→ **Task**:
Using the material that follows, identify and copy each line with the string "right".

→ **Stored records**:

※

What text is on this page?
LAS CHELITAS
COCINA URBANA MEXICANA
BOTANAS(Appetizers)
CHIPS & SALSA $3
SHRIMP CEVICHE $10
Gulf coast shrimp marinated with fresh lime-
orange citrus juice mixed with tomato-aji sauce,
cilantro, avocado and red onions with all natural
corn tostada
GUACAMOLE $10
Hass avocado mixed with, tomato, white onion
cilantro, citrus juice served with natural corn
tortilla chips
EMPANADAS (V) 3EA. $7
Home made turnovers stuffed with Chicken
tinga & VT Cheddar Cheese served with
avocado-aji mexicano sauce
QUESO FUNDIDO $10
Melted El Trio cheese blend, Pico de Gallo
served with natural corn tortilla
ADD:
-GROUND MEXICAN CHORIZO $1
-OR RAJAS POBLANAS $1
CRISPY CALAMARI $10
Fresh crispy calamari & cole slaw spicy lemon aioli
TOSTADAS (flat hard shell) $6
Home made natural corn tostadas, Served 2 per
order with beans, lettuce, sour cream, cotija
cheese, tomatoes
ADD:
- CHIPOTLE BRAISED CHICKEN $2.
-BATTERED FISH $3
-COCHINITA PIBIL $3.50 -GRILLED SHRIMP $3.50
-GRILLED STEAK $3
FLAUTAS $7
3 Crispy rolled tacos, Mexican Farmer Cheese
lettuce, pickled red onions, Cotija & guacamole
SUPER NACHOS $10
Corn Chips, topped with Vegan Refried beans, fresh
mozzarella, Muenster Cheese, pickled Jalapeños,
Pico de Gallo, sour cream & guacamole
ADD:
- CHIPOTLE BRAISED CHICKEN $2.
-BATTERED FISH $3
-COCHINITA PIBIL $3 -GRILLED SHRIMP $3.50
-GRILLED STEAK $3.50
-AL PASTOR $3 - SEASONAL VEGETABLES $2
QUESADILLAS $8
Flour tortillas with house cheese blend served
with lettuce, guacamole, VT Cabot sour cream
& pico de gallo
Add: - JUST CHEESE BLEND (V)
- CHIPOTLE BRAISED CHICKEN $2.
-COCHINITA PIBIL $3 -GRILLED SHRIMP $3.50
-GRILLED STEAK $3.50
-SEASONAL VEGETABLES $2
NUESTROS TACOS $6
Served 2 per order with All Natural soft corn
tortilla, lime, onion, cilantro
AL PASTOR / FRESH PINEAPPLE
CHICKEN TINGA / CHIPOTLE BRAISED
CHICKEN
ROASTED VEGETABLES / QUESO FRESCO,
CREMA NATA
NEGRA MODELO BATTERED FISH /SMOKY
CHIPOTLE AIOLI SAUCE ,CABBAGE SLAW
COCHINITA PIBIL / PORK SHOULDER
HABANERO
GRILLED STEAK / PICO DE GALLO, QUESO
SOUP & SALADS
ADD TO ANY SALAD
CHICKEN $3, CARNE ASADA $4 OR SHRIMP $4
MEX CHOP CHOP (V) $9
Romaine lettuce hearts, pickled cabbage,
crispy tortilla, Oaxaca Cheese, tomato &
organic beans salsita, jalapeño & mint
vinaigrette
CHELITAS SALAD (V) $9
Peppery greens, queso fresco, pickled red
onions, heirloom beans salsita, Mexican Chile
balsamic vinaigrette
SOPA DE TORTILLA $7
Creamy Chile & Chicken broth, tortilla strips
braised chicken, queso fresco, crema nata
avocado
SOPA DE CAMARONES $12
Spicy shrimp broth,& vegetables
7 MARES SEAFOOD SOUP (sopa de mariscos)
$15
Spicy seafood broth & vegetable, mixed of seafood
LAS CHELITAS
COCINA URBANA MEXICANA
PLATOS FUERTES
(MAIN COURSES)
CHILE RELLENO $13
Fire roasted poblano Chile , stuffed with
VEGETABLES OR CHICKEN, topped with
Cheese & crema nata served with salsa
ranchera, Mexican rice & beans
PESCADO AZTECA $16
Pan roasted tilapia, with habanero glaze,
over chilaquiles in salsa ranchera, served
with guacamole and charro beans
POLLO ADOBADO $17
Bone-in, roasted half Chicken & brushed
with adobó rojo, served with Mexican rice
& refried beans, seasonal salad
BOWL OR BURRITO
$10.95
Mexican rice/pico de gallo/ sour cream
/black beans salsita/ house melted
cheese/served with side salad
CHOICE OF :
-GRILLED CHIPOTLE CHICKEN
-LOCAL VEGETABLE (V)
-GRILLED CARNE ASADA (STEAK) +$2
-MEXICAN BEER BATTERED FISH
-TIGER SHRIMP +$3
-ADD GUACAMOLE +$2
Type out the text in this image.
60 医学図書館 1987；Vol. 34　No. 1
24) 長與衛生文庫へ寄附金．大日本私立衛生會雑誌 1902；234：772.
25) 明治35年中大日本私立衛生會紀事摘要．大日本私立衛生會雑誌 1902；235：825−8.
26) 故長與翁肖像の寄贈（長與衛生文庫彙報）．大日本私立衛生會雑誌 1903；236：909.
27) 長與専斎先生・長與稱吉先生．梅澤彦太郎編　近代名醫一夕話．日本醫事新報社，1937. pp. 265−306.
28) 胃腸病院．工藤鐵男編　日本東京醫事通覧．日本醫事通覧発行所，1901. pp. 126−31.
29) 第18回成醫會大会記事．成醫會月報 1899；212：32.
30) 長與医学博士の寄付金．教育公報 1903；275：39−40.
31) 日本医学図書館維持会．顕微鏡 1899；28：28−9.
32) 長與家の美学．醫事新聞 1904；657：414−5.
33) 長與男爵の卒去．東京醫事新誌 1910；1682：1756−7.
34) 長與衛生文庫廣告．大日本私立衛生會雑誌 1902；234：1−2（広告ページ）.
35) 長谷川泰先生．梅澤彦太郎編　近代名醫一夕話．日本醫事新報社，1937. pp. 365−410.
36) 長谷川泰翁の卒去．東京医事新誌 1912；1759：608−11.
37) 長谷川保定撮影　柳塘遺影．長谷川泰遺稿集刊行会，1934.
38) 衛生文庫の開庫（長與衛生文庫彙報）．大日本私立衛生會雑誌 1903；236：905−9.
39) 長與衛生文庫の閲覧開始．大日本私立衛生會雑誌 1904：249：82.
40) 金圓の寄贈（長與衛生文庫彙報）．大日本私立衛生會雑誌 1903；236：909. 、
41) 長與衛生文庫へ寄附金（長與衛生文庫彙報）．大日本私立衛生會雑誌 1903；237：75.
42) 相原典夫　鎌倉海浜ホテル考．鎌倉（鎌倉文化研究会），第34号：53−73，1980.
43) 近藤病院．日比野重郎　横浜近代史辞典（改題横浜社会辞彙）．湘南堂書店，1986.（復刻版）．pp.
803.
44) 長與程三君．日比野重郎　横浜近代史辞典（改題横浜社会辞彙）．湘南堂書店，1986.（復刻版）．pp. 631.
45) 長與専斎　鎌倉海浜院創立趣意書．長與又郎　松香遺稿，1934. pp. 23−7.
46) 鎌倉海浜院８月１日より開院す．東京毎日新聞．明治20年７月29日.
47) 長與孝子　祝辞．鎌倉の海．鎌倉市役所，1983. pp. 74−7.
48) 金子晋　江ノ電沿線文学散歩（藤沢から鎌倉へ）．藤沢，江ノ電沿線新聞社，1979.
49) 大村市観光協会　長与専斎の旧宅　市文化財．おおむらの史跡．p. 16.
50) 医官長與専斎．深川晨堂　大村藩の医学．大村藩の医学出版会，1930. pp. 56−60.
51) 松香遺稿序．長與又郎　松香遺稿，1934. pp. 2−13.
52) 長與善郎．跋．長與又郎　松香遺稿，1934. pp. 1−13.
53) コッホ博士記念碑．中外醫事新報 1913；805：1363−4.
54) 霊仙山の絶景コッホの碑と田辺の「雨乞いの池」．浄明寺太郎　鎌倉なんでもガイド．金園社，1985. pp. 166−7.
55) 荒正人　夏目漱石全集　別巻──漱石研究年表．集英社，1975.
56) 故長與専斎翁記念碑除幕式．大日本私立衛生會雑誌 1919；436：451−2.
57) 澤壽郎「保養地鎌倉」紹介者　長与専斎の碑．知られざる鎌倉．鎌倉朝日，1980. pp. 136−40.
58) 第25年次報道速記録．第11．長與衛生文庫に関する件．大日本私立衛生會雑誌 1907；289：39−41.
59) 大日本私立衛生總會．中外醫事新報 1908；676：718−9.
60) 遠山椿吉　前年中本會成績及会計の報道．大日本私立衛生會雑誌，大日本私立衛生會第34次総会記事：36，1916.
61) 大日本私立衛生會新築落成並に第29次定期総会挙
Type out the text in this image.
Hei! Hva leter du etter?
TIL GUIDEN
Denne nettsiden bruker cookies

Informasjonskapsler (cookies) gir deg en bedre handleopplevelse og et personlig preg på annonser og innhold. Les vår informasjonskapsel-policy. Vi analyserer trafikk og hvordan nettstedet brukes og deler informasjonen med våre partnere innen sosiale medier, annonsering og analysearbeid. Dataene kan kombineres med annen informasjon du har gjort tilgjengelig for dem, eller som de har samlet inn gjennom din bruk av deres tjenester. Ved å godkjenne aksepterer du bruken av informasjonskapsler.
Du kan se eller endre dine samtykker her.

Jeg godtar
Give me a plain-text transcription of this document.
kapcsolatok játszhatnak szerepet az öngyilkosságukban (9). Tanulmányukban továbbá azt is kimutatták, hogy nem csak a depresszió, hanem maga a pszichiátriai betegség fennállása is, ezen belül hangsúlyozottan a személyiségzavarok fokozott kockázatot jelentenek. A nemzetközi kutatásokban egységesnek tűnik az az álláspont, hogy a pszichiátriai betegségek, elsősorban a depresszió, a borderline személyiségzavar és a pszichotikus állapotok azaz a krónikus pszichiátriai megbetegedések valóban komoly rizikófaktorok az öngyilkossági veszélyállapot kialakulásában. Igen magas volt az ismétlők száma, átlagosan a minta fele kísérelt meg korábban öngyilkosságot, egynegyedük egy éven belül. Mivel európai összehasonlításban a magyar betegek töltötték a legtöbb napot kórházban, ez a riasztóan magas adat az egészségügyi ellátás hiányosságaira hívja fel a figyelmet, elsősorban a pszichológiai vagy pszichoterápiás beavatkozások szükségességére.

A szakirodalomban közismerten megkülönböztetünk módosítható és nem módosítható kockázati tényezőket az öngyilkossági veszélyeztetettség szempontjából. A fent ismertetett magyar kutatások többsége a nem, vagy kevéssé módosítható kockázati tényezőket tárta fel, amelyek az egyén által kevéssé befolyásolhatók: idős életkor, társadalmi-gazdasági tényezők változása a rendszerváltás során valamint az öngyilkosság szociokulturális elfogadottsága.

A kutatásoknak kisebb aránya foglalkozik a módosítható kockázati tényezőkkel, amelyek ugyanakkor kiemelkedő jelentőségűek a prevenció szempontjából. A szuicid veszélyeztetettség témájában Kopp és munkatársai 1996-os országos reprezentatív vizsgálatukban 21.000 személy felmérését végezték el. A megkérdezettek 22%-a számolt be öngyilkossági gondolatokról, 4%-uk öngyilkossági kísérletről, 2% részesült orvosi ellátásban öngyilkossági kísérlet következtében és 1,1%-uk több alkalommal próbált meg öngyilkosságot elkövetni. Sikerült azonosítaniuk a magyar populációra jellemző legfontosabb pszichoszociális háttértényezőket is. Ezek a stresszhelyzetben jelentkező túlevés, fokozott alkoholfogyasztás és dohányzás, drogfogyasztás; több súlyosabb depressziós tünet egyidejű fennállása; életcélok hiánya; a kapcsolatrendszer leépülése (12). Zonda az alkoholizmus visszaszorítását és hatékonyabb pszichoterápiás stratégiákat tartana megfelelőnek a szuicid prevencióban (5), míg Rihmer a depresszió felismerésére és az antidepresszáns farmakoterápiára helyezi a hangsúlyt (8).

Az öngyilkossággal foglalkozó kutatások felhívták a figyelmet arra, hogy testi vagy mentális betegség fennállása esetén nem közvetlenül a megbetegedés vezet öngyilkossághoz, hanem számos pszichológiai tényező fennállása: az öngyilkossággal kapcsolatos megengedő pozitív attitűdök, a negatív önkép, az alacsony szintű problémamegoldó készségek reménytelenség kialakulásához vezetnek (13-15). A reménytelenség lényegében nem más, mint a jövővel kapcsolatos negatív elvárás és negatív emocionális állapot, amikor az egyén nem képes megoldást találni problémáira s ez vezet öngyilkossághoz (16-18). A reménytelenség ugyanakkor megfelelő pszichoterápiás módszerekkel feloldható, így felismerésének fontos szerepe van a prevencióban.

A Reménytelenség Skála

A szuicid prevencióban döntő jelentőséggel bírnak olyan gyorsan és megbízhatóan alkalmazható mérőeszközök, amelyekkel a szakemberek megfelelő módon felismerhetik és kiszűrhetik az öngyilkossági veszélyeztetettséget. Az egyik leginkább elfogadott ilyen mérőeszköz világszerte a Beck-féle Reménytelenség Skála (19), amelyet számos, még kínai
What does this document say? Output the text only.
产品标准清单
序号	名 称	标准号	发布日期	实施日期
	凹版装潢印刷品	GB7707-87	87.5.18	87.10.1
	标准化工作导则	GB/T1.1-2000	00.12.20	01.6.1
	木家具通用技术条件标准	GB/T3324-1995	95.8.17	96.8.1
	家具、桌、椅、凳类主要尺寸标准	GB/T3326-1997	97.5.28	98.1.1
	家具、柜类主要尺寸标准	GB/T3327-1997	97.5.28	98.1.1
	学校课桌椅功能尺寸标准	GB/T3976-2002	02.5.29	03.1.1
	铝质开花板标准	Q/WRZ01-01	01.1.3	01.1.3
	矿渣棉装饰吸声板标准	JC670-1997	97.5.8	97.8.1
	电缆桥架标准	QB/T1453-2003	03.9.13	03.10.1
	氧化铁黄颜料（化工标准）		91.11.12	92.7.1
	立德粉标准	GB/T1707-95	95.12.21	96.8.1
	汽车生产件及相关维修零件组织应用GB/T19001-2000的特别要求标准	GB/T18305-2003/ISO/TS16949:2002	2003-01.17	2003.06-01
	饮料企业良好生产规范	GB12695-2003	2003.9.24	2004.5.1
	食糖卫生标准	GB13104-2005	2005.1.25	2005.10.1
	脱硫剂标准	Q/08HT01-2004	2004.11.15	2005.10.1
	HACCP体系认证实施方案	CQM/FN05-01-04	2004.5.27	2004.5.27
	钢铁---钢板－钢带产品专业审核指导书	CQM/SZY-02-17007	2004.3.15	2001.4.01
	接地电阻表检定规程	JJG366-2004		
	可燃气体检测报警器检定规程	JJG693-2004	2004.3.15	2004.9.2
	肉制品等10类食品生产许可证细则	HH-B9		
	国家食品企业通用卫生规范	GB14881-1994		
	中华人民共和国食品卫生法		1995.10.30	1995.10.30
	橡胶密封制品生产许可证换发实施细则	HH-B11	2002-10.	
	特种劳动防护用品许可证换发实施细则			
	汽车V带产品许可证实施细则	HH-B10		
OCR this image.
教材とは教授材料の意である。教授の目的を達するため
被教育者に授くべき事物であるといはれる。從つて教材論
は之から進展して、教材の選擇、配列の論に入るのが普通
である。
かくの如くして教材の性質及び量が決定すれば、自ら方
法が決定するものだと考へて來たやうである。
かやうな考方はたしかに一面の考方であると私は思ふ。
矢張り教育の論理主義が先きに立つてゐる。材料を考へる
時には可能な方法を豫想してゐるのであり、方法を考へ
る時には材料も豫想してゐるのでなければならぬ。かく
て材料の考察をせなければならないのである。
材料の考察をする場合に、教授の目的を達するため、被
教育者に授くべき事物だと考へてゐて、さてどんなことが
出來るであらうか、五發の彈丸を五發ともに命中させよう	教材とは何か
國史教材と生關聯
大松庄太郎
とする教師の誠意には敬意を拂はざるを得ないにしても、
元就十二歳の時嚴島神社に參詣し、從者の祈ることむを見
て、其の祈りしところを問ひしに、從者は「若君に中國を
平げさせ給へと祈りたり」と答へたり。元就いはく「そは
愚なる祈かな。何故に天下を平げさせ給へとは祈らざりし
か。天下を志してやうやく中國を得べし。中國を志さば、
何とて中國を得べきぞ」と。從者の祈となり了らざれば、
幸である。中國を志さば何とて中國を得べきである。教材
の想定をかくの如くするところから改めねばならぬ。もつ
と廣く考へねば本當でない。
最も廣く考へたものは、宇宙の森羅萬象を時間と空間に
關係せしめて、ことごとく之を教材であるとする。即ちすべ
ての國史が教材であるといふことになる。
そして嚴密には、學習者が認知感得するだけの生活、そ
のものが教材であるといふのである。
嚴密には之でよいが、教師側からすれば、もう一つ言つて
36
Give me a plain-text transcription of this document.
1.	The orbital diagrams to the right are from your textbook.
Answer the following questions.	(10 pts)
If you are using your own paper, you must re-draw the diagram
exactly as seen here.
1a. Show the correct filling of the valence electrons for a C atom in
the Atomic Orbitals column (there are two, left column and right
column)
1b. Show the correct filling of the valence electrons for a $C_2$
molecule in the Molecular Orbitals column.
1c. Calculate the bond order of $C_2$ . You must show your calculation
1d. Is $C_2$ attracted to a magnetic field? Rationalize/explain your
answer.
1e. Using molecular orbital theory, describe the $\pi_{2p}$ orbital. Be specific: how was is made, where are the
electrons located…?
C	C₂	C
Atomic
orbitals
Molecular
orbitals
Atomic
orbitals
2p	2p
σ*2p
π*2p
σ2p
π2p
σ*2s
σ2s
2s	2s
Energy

※

→ **The result**:
1.	The orbital diagrams to the right are from your textbook.
the Atomic Orbitals column (there are two, left column and right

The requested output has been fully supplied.